[Records excerpted from a collection]
>> Begin
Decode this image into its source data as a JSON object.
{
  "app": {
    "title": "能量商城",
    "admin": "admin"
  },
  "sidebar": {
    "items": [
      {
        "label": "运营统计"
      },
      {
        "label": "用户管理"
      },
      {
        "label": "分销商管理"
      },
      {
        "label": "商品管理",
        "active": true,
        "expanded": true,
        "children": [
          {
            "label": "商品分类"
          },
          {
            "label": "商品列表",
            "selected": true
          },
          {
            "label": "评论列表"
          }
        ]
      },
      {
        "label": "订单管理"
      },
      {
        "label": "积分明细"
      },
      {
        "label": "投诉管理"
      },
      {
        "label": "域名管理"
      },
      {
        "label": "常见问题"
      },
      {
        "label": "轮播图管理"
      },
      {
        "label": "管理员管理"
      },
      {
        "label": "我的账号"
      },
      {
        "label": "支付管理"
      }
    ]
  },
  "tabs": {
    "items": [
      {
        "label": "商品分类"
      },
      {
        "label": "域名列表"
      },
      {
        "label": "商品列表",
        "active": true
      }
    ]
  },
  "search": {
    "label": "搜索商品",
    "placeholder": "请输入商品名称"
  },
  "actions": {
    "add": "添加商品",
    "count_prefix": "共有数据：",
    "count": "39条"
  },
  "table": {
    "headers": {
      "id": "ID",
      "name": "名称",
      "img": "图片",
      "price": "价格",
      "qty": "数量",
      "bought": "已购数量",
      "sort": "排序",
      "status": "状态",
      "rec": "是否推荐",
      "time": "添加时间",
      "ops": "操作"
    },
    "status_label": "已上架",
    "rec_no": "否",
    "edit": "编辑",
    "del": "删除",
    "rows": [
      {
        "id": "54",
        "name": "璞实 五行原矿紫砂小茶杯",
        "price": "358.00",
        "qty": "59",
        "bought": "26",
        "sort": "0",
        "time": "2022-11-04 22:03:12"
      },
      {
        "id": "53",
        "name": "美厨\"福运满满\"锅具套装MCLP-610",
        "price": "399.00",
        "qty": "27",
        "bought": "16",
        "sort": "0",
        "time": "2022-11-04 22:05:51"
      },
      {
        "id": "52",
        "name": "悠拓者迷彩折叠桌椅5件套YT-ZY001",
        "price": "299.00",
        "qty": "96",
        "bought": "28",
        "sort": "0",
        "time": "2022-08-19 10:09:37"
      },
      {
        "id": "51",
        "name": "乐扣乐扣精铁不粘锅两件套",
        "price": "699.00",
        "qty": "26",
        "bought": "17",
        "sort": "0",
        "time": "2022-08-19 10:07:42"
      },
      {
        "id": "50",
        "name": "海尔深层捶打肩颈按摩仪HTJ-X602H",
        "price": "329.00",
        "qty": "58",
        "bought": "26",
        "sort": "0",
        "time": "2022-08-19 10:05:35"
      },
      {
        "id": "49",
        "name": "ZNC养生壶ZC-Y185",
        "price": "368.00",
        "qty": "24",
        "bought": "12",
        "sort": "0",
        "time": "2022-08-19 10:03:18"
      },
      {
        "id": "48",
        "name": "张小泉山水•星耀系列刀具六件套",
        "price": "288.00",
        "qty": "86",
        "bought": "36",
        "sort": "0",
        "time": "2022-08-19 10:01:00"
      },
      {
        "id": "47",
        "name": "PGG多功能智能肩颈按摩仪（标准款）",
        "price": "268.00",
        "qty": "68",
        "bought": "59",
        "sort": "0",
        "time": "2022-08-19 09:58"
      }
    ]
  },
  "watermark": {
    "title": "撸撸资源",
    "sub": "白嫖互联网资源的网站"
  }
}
>> End
Exercise aim:
Count the lines of the listing above that include the word "price" and state the total with nothing else.

Exercise output:
9